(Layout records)
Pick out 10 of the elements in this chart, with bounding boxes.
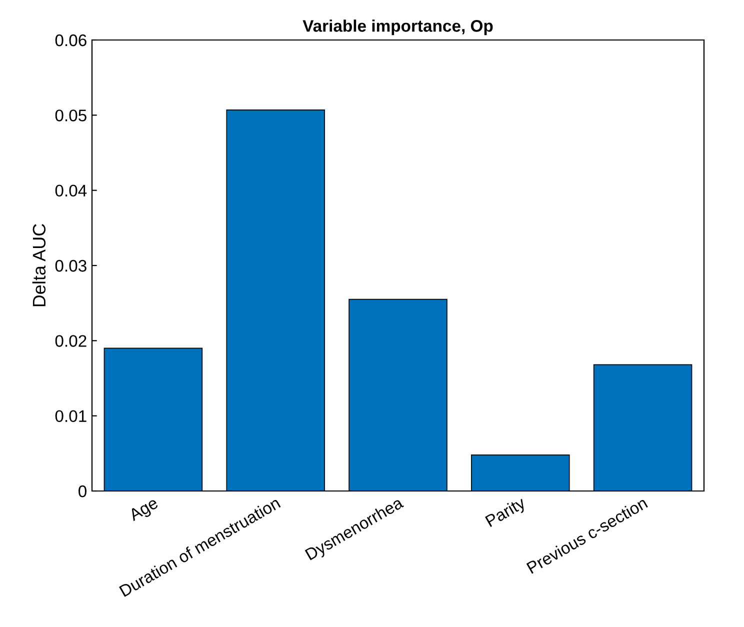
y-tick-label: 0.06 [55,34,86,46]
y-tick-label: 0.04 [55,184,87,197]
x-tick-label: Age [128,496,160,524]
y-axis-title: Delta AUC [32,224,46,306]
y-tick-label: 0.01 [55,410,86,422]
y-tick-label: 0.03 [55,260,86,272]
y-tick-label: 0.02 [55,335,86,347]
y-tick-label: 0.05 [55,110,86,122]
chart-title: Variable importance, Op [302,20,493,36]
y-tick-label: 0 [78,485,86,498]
--
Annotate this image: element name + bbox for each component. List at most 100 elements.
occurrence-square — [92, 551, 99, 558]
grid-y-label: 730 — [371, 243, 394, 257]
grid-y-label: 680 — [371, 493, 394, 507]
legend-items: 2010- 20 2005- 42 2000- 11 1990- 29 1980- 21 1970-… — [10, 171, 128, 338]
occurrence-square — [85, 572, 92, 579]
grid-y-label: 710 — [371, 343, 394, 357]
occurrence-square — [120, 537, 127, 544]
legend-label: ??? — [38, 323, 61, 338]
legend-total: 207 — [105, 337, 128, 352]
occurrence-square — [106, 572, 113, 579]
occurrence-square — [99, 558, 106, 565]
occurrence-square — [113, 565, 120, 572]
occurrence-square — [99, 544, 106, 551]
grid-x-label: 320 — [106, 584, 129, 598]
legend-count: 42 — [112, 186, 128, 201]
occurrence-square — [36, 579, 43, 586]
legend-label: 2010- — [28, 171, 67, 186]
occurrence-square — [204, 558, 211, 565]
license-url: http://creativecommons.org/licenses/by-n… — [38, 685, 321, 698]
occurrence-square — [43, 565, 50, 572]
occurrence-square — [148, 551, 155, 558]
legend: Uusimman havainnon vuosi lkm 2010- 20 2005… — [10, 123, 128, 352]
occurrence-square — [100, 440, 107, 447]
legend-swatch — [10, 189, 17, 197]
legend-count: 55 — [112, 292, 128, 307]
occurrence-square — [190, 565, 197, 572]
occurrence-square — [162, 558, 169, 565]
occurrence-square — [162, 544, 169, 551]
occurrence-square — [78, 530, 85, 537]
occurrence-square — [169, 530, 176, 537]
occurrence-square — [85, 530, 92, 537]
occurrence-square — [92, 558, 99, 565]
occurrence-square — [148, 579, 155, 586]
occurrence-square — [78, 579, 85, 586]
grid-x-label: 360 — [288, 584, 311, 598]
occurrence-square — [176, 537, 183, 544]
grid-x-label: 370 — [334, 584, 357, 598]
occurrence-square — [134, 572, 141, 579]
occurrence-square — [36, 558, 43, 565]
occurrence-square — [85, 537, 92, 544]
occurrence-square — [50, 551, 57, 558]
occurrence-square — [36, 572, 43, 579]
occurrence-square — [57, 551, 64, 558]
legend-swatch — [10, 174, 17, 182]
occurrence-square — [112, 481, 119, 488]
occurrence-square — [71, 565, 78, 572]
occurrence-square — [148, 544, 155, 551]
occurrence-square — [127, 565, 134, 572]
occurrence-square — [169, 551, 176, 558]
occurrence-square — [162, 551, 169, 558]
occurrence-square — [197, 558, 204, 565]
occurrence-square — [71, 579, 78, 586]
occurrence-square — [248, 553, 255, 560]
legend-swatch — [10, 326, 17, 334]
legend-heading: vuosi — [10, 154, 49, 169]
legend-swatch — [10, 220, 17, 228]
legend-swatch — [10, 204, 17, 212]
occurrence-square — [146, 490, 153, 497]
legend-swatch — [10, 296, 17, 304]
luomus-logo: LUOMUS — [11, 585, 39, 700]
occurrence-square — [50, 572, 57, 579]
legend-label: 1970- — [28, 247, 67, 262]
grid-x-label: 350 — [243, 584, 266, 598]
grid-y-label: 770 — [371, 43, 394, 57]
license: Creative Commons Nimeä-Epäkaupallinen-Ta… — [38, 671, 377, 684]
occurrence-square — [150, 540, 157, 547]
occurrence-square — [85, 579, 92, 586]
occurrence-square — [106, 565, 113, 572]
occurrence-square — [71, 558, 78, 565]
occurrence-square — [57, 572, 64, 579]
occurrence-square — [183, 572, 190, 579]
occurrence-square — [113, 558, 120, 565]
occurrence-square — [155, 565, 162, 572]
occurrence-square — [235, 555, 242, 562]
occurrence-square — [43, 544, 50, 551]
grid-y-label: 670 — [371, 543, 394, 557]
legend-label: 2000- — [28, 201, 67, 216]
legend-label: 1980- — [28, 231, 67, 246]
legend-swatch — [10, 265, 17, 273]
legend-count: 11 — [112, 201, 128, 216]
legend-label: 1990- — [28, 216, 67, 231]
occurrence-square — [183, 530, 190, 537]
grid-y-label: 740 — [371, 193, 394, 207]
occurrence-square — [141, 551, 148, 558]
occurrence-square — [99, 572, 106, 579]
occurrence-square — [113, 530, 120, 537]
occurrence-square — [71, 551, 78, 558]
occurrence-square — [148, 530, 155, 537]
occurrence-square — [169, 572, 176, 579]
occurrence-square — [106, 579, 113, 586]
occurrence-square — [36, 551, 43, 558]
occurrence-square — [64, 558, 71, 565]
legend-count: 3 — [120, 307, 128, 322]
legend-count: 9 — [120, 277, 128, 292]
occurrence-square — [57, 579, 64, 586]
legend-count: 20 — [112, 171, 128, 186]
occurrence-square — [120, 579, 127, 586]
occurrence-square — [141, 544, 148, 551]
...
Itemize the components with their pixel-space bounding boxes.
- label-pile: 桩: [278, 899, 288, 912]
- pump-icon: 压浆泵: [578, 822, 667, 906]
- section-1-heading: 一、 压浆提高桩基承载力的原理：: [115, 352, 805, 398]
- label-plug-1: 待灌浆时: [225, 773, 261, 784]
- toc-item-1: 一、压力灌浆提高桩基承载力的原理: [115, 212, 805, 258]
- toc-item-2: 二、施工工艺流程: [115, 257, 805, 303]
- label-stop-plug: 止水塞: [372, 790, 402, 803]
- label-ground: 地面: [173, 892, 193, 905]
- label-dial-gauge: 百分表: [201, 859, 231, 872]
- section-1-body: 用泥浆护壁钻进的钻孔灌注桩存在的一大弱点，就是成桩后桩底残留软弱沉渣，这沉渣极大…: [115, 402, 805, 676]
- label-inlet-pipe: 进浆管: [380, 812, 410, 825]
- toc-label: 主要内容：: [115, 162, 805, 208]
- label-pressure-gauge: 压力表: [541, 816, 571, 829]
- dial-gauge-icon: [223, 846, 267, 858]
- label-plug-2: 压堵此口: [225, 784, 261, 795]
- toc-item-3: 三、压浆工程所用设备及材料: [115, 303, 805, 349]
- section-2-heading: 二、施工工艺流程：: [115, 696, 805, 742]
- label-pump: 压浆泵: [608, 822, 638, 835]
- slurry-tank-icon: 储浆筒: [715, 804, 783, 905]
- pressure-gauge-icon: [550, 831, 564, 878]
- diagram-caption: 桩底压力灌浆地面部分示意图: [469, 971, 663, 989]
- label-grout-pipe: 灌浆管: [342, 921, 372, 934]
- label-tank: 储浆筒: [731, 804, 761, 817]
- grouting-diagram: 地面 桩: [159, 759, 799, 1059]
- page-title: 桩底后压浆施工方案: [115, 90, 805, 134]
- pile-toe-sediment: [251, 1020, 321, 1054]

## Exercise directions
Output the lines from the one containing "Annotate this image: element" through the one containing "occurrence-square — [92, 558, 99, 565]", inclusive, as a JSON list of strings with one string per line and blank lines omitted.

## The output
[
  "Annotate this image: element name + bbox for each component. List at most 100 elements.",
  "occurrence-square — [92, 551, 99, 558]",
  "grid-y-label: 730 — [371, 243, 394, 257]",
  "grid-y-label: 680 — [371, 493, 394, 507]",
  "legend-items: 2010- 20 2005- 42 2000- 11 1990- 29 1980- 21 1970-… — [10, 171, 128, 338]",
  "occurrence-square — [85, 572, 92, 579]",
  "grid-y-label: 710 — [371, 343, 394, 357]",
  "occurrence-square — [120, 537, 127, 544]",
  "legend-label: ??? — [38, 323, 61, 338]",
  "legend-total: 207 — [105, 337, 128, 352]",
  "occurrence-square — [106, 572, 113, 579]",
  "occurrence-square — [99, 558, 106, 565]",
  "occurrence-square — [113, 565, 120, 572]",
  "occurrence-square — [99, 544, 106, 551]",
  "grid-x-label: 320 — [106, 584, 129, 598]",
  "legend-count: 42 — [112, 186, 128, 201]",
  "occurrence-square — [36, 579, 43, 586]",
  "legend-label: 2010- — [28, 171, 67, 186]",
  "occurrence-square — [204, 558, 211, 565]",
  "license-url: http://creativecommons.org/licenses/by-n… — [38, 685, 321, 698]",
  "occurrence-square — [43, 565, 50, 572]",
  "occurrence-square — [148, 551, 155, 558]",
  "legend: Uusimman havainnon vuosi lkm 2010- 20 2005… — [10, 123, 128, 352]",
  "occurrence-square — [100, 440, 107, 447]",
  "legend-swatch — [10, 189, 17, 197]",
  "legend-count: 55 — [112, 292, 128, 307]",
  "occurrence-square — [190, 565, 197, 572]",
  "occurrence-square — [162, 558, 169, 565]",
  "occurrence-square — [162, 544, 169, 551]",
  "occurrence-square — [78, 530, 85, 537]",
  "occurrence-square — [169, 530, 176, 537]",
  "occurrence-square — [85, 530, 92, 537]",
  "occurrence-square — [92, 558, 99, 565]"
]